═════ Reading text

So You Want To Be A Waiter

The best book on waiting tables that you have never read – yet

Daily Archives: October 30, 2009

Your waiter could be a lawyer

So remember, not only can you be served by your waiter, you could be served by your waiter.

http://www.abajournal.com/news/tales_of_deferred_associates_your_waiter_could_be_a_lawyer

Where are the snarky Top Chef posts?

I know that some of you have been overwhelmed with grief over the screeching halt to my awesomely awesome and semi-acclaimed recaps of this season’s Top Chef episodes. It’s a long and torturous story of benign neglect, natural selection, Mother Nature’s revenge, and a horrible sense of ennui.

Well, basically what happened was we had a huge storm two (now three) episodes ago that overwhelmed my Dish Network satellite dish. I came home to find that nothing had been recorded due to some pretty nasty weather. So I had to wait a few days before it was re-broadcast. I got that recording and started my recap. This was a day or two before the “Restaurant Wars” episode was aired. I got about a third of the way through when I watched last week’s episode and got sort of tied up in that one. Then, stupid me almost reflexively erased the last episode at the end of the show, something I did almost out of habit, as I seem to always be less than 10 hours from being maxed out on my available storage.

In any case, now we have yet ANOTHER episode unaccounted for.

I seem to have lost the plot, as our British friends would say (they might also say that it’s all gone pear shaped, but that’s a different kettle of fruit).

I have the partial recap from three weeks ago, but it’s still up in the air as to whether I’m going to finish it. I have all three episodes saved for review purposes, but I’m not sure that I can recapture the lightning in a bottle of the early recaps. Perhaps I should consult the metaphor judges to see if I’ve exceeded the recommended daily requirement of poorly constructed metaphors.

So, bear with me. If I find a flood of pitchfork-raised posts demanding that I put my two cents worth in, I might be persuaded to do my duty and provide the commentary that you are all lusting for.

Failing that, I might just raise my glass to the finalists.

I can sum up the last episode in one word though – hubris.

Gotta love you some hubris, that’s for sure.

Top 100 things that a guest should try to avoid doing

This is a list of things that a guest should consider not doing (in no particular order). Note that these aren’t intended as absolutes – there are always exceptions to the rule depending on the type of restaurant that you are patronizing or special circumstances. Here are the first 25. Who knows? I might not even make to 100 because I’ll try not to be too petty.

1. Don’t make multiple reservations at multiple restaurants for the same night just so you guarantee yourself a table somewhere. I don’t care if it’s Valentine’s Day. If you absolutely must do this because you don’t know your fellow guests’ preferences, at least have the courtesy to call the losing restaurants to cancel your reservations.

2. Don’t lie about having made a reservation. Man up and accept the consequences. Even if you’re a woman.

3.  Don’t demand a different table than the one that you have been assigned. You are free to ask politely if you can be moved, but keep in mind that there might be a very good reason why you are being seated where you are. If you are moved, keep in mind that your service might very well suffer, but it’s not spite – you might have just caused a waiter to be triple-seated.

══════════
═════ Listing

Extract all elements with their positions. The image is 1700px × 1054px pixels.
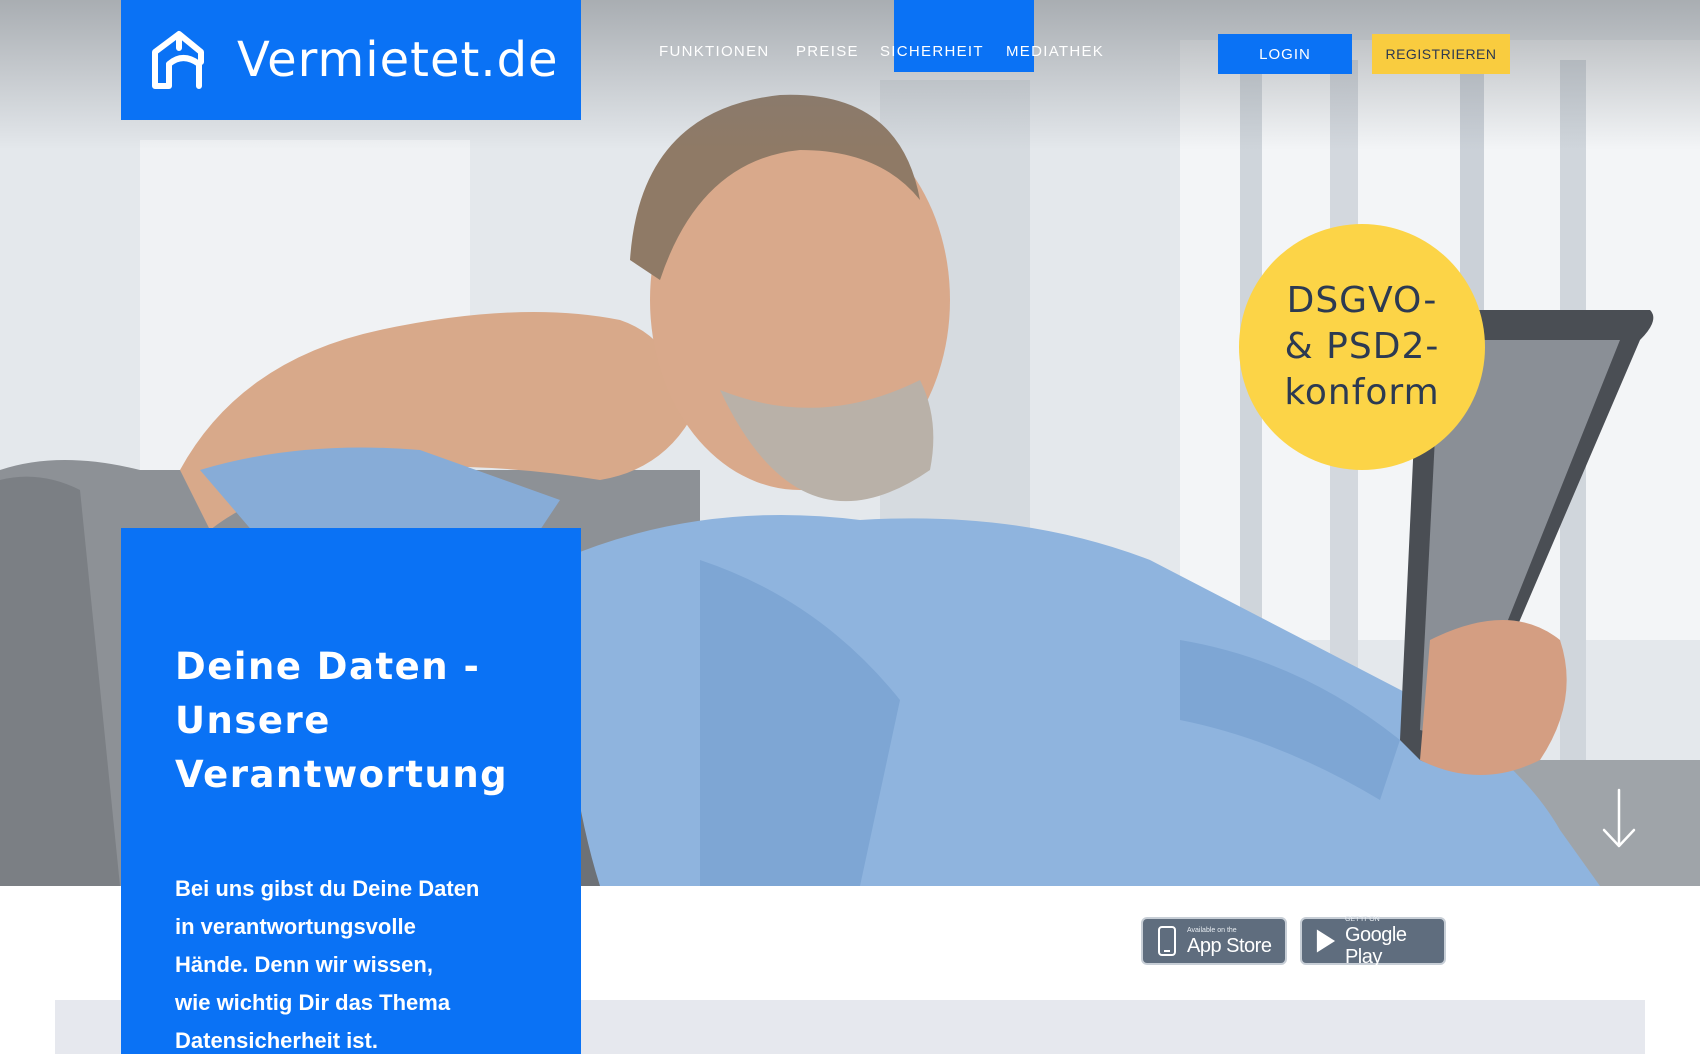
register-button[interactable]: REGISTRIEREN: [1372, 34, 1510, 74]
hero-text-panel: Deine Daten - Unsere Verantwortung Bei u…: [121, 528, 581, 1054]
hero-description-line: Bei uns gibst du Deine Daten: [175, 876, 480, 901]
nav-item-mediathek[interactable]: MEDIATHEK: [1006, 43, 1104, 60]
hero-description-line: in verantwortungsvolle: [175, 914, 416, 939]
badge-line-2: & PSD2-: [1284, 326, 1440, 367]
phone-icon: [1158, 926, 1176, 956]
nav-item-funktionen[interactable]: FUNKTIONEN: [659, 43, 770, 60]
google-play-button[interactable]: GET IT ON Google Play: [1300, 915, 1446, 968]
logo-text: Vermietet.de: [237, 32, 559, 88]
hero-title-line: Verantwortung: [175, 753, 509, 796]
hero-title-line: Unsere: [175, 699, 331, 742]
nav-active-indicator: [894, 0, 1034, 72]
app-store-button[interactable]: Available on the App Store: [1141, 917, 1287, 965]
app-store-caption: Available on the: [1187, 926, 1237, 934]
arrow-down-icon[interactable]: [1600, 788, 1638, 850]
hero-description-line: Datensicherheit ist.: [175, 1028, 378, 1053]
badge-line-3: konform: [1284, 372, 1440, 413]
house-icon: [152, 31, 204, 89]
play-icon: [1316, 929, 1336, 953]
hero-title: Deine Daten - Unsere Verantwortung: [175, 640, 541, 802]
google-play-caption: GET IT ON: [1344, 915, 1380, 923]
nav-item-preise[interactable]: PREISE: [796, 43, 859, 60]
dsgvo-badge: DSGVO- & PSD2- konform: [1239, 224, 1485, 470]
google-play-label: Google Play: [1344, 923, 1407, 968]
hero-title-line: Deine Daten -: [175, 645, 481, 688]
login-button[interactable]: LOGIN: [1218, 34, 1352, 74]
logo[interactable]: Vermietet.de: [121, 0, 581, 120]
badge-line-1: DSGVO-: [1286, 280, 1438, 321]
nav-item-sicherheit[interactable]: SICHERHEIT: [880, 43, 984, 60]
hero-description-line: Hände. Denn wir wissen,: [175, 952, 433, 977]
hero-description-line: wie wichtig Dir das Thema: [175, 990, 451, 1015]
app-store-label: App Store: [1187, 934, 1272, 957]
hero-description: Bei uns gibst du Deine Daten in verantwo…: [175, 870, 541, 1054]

══════════
═════ Listing

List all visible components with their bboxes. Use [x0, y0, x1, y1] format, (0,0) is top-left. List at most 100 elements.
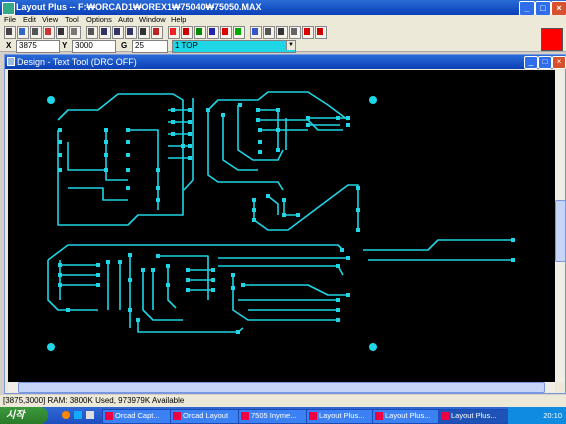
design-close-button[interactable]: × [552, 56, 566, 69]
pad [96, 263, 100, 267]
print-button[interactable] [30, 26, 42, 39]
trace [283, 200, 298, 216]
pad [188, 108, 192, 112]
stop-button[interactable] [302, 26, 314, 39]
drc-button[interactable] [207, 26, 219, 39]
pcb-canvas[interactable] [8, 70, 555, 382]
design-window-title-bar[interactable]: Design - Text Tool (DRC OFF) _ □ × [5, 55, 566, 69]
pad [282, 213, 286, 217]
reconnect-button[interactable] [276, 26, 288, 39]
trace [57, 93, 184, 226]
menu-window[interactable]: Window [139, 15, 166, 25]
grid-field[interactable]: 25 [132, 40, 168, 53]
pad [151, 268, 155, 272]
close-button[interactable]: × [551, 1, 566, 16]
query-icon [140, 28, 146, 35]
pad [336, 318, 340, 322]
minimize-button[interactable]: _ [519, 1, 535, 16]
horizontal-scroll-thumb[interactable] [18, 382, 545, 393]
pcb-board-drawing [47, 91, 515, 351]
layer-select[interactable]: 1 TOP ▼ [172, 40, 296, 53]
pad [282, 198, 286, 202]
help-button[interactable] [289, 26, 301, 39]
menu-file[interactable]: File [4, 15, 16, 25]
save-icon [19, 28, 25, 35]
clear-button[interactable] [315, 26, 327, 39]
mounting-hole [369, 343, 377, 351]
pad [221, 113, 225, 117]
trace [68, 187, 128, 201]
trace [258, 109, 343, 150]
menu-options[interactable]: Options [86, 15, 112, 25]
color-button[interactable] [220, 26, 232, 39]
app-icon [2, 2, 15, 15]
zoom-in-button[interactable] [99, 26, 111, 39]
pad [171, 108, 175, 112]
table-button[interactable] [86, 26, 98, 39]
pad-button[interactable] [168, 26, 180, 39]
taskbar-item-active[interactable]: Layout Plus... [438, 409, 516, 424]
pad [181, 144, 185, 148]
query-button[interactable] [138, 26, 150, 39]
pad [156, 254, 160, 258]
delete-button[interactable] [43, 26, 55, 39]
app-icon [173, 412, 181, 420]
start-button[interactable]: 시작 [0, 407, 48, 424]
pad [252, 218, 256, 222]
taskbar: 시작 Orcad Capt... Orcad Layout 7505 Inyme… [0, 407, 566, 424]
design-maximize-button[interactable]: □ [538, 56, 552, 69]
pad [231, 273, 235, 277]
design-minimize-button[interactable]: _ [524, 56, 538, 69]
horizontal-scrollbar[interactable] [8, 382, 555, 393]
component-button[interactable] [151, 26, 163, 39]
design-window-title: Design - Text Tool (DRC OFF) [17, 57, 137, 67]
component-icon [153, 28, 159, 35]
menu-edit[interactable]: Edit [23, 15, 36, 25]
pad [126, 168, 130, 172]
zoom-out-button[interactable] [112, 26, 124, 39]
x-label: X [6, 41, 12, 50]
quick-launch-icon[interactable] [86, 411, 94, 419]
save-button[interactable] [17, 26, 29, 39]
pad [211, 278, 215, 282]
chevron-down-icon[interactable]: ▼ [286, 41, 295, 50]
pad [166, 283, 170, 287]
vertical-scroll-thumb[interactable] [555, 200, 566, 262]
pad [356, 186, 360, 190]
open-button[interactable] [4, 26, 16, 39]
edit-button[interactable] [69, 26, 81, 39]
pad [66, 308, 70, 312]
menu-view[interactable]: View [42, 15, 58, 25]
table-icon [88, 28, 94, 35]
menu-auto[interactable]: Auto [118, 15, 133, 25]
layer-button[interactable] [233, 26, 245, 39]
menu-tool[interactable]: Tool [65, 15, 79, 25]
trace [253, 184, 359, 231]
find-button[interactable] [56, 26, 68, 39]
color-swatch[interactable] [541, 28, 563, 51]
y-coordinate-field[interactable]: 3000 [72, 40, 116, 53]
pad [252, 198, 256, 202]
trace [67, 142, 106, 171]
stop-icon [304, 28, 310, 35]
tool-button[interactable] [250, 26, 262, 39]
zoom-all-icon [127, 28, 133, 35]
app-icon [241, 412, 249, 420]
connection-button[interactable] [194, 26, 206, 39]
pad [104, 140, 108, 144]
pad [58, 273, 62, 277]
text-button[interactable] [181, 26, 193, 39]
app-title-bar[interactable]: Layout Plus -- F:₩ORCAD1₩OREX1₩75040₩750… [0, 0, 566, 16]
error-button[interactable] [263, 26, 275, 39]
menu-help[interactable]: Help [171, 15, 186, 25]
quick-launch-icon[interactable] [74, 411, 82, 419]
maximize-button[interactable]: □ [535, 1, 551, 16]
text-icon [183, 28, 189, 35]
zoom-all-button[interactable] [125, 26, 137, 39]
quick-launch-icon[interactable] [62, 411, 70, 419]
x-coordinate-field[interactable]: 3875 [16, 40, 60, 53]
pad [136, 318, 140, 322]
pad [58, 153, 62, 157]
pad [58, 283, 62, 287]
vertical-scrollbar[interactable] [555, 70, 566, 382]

══════════

- [Work to do]:
A) From the waiter blog, reproduce the passage starting with "So remember, not" and going on through "snarky Top Chef posts?".
B) In the waiter blog, what one word does the writer use to sum up the last Top Chef episode?

- [Task solutions]:
A)
So remember, not only can you be served by your waiter, you could be served by your waiter.

http://www.abajournal.com/news/tales_of_deferred_associates_your_waiter_could_be_a_lawyer

Where are the snarky Top Chef posts?

B) Hubris.